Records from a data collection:
# # #

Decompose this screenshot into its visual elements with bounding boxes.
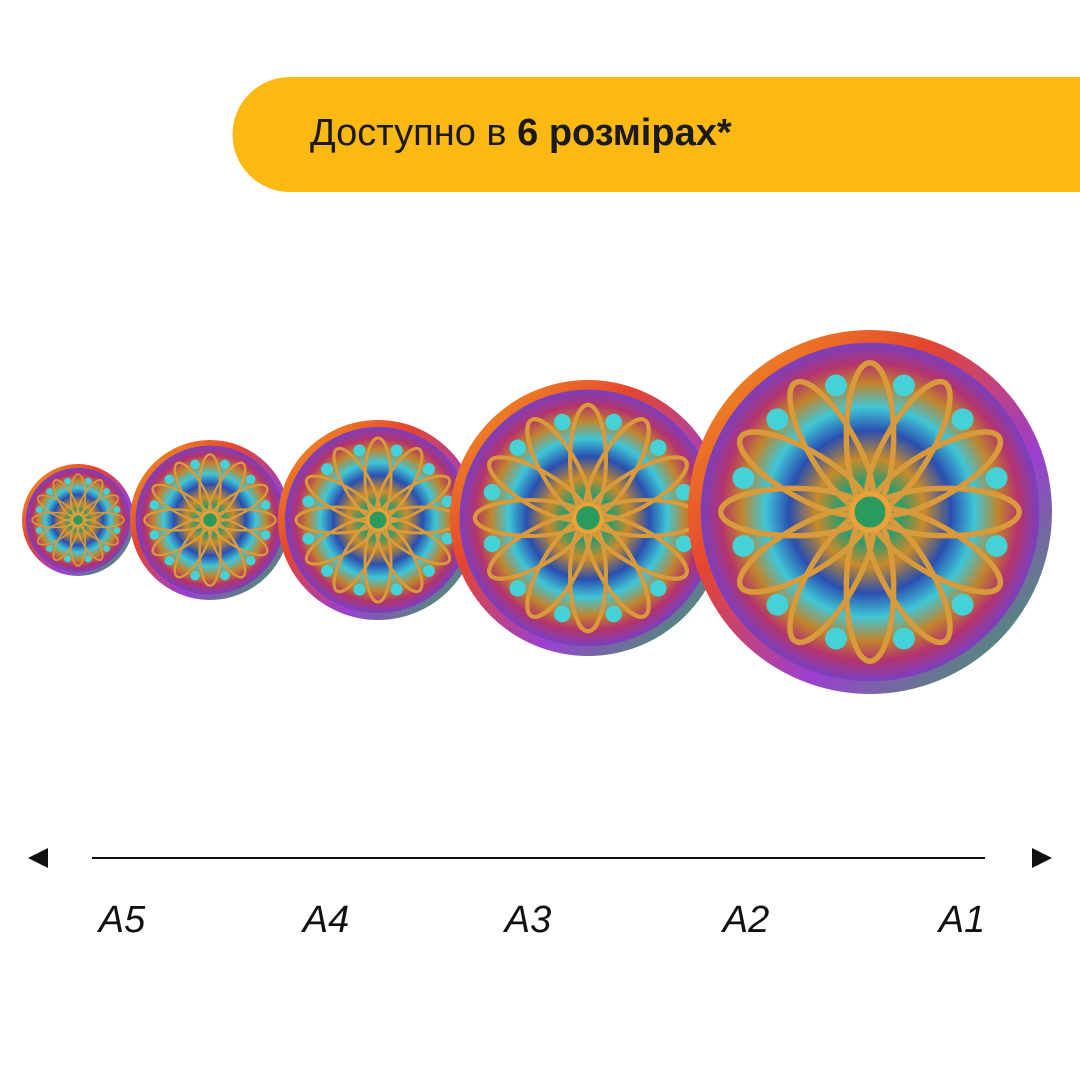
mandala-dot	[675, 535, 693, 552]
mandala	[688, 330, 1052, 694]
mandala	[450, 380, 726, 656]
mandala-dot	[220, 459, 230, 470]
mandala-dot	[732, 467, 755, 490]
mandala-dot	[951, 408, 974, 431]
mandala-center	[366, 508, 390, 532]
mandala-dot	[103, 545, 110, 552]
mandala-dot	[951, 593, 974, 616]
mandala-dot	[441, 495, 454, 508]
size-label: A4	[301, 899, 349, 941]
mandala-dot	[675, 484, 693, 501]
mandala-dot	[190, 459, 200, 470]
mandala	[278, 420, 478, 620]
mandala-dot	[35, 527, 43, 534]
banner-text-bold: 6 розмірах*	[517, 112, 732, 154]
mandala-dot	[85, 477, 92, 485]
size-label: A1	[937, 899, 985, 941]
mandala-dot	[113, 527, 121, 534]
mandala-dot	[825, 374, 848, 397]
mandala-dot	[766, 593, 789, 616]
banner-background	[232, 77, 1080, 192]
mandala-dot	[260, 530, 271, 540]
mandala-dot	[260, 500, 271, 510]
mandala-dot	[353, 583, 366, 596]
mandala-dot	[422, 463, 435, 476]
arrow-left	[28, 848, 48, 868]
mandala-dot	[985, 467, 1008, 490]
mandala-dot	[766, 408, 789, 431]
mandala-dot	[46, 488, 53, 495]
mandala-dot	[164, 555, 175, 566]
size-label: A2	[721, 899, 769, 941]
mandala-dot	[441, 532, 454, 545]
banner-text-regular: Доступно в	[310, 112, 507, 154]
arrow-right	[1032, 848, 1052, 868]
mandala-dot	[321, 564, 334, 577]
mandala-dot	[554, 413, 571, 431]
mandala-dot	[605, 605, 622, 623]
mandala-dot	[732, 534, 755, 557]
mandala-center	[572, 502, 604, 534]
mandala-dot	[302, 532, 315, 545]
mandala	[22, 464, 134, 576]
mandala-dot	[164, 474, 175, 485]
mandala-dot	[605, 413, 622, 431]
mandala-dot	[190, 570, 200, 581]
mandala-dot	[113, 506, 121, 513]
mandala-dot	[390, 444, 403, 457]
mandala-dot	[554, 605, 571, 623]
mandala-dot	[649, 579, 667, 597]
mandala-dot	[483, 535, 501, 552]
mandala-dot	[483, 484, 501, 501]
mandala-dot	[509, 579, 527, 597]
mandala-dot	[85, 555, 92, 563]
mandala-dot	[64, 477, 71, 485]
mandala-dot	[892, 627, 915, 650]
mandala-dot	[321, 463, 334, 476]
mandala-dot	[825, 627, 848, 650]
mandala-dot	[245, 474, 256, 485]
size-labels: A5 A4 A3 A2 A1	[97, 899, 985, 941]
mandala-dot	[149, 500, 160, 510]
mandala-center	[849, 491, 891, 533]
mandala-dot	[353, 444, 366, 457]
mandala-center	[71, 513, 85, 527]
mandala-group	[22, 330, 1052, 694]
size-label: A3	[503, 899, 551, 941]
banner-text: Доступно в 6 розмірах*	[310, 112, 732, 154]
mandala-dot	[220, 570, 230, 581]
mandala-dot	[35, 506, 43, 513]
mandala-dot	[509, 439, 527, 457]
mandala-dot	[390, 583, 403, 596]
mandala-dot	[985, 534, 1008, 557]
mandala-dot	[649, 439, 667, 457]
size-label: A5	[97, 899, 146, 941]
mandala-center	[200, 510, 220, 530]
mandala-dot	[302, 495, 315, 508]
mandala-dot	[422, 564, 435, 577]
mandala-dot	[149, 530, 160, 540]
mandala	[130, 440, 290, 600]
mandala-dot	[245, 555, 256, 566]
mandala-dot	[892, 374, 915, 397]
mandala-dot	[46, 545, 53, 552]
mandala-dot	[64, 555, 71, 563]
mandala-dot	[103, 488, 110, 495]
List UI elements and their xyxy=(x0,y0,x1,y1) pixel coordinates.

# # #

EXERCISE AIM.
Render every line of the listing above as a numbered list, skipping blank lines and leaving out the pictures.

TASK ANSWER.
1. Decompose this screenshot into its visual elements with bounding boxes.
2. mandala-dot	[675, 535, 693, 552]
3. mandala	[688, 330, 1052, 694]
4. mandala	[450, 380, 726, 656]
5. mandala-dot	[220, 459, 230, 470]
6. mandala-dot	[732, 467, 755, 490]
7. mandala-dot	[951, 408, 974, 431]
8. mandala-center	[366, 508, 390, 532]
9. mandala-dot	[103, 545, 110, 552]
10. mandala-dot	[951, 593, 974, 616]
11. mandala-dot	[441, 495, 454, 508]
12. size-label: A4	[301, 899, 349, 941]
13. mandala-dot	[675, 484, 693, 501]
14. mandala-dot	[190, 459, 200, 470]
15. mandala	[278, 420, 478, 620]
16. mandala-dot	[35, 527, 43, 534]
17. banner-text-bold: 6 розмірах*	[517, 112, 732, 154]
18. mandala-dot	[85, 477, 92, 485]
19. size-label: A1	[937, 899, 985, 941]
20. mandala-dot	[113, 527, 121, 534]
21. mandala-dot	[825, 374, 848, 397]
22. mandala-dot	[766, 593, 789, 616]
23. banner-background	[232, 77, 1080, 192]
24. mandala-dot	[260, 530, 271, 540]
25. mandala-dot	[260, 500, 271, 510]
26. mandala-dot	[353, 583, 366, 596]
27. mandala-dot	[422, 463, 435, 476]
28. arrow-left	[28, 848, 48, 868]
29. mandala-dot	[985, 467, 1008, 490]
30. mandala-dot	[766, 408, 789, 431]
31. mandala-dot	[46, 488, 53, 495]
32. mandala-dot	[164, 555, 175, 566]
33. size-label: A2	[721, 899, 769, 941]
34. mandala-dot	[441, 532, 454, 545]
35. banner-text-regular: Доступно в	[310, 112, 507, 154]
36. arrow-right	[1032, 848, 1052, 868]
37. mandala-dot	[321, 564, 334, 577]
38. mandala-dot	[554, 413, 571, 431]
39. mandala-dot	[605, 605, 622, 623]
40. mandala-dot	[732, 534, 755, 557]
41. mandala-center	[572, 502, 604, 534]
42. mandala-dot	[302, 532, 315, 545]
43. mandala	[22, 464, 134, 576]
44. mandala-dot	[164, 474, 175, 485]
45. mandala-dot	[605, 413, 622, 431]
46. mandala-dot	[190, 570, 200, 581]
47. mandala-dot	[113, 506, 121, 513]
48. mandala-dot	[390, 444, 403, 457]
49. mandala-dot	[554, 605, 571, 623]
50. mandala-dot	[649, 579, 667, 597]
51. mandala-dot	[483, 535, 501, 552]
52. mandala-dot	[483, 484, 501, 501]
53. mandala-dot	[509, 579, 527, 597]
54. mandala-dot	[85, 555, 92, 563]
55. mandala-dot	[64, 477, 71, 485]
56. mandala-dot	[892, 627, 915, 650]
57. mandala-dot	[321, 463, 334, 476]
58. mandala-dot	[825, 627, 848, 650]
59. mandala-dot	[245, 474, 256, 485]
60. size-labels: A5 A4 A3 A2 A1	[97, 899, 985, 941]
61. mandala-dot	[149, 500, 160, 510]
62. mandala-center	[849, 491, 891, 533]
63. mandala-dot	[353, 444, 366, 457]
64. mandala-center	[71, 513, 85, 527]
65. mandala-group	[22, 330, 1052, 694]
66. size-label: A3	[503, 899, 551, 941]
67. banner-text: Доступно в 6 розмірах*	[310, 112, 732, 154]
68. mandala-dot	[220, 570, 230, 581]
69. mandala-dot	[35, 506, 43, 513]
70. mandala-dot	[509, 439, 527, 457]
71. mandala-dot	[390, 583, 403, 596]
72. mandala-dot	[985, 534, 1008, 557]
73. mandala-dot	[649, 439, 667, 457]
74. size-label: A5	[97, 899, 146, 941]
75. mandala-center	[200, 510, 220, 530]
76. mandala-dot	[302, 495, 315, 508]
77. mandala-dot	[422, 564, 435, 577]
78. mandala-dot	[149, 530, 160, 540]
79. mandala	[130, 440, 290, 600]
80. mandala-dot	[245, 555, 256, 566]
81. mandala-dot	[892, 374, 915, 397]
82. mandala-dot	[46, 545, 53, 552]
83. mandala-dot	[64, 555, 71, 563]
84. mandala-dot	[103, 488, 110, 495]
85. List UI elements and their xyxy=(x0,y0,x1,y1) pixel coordinates.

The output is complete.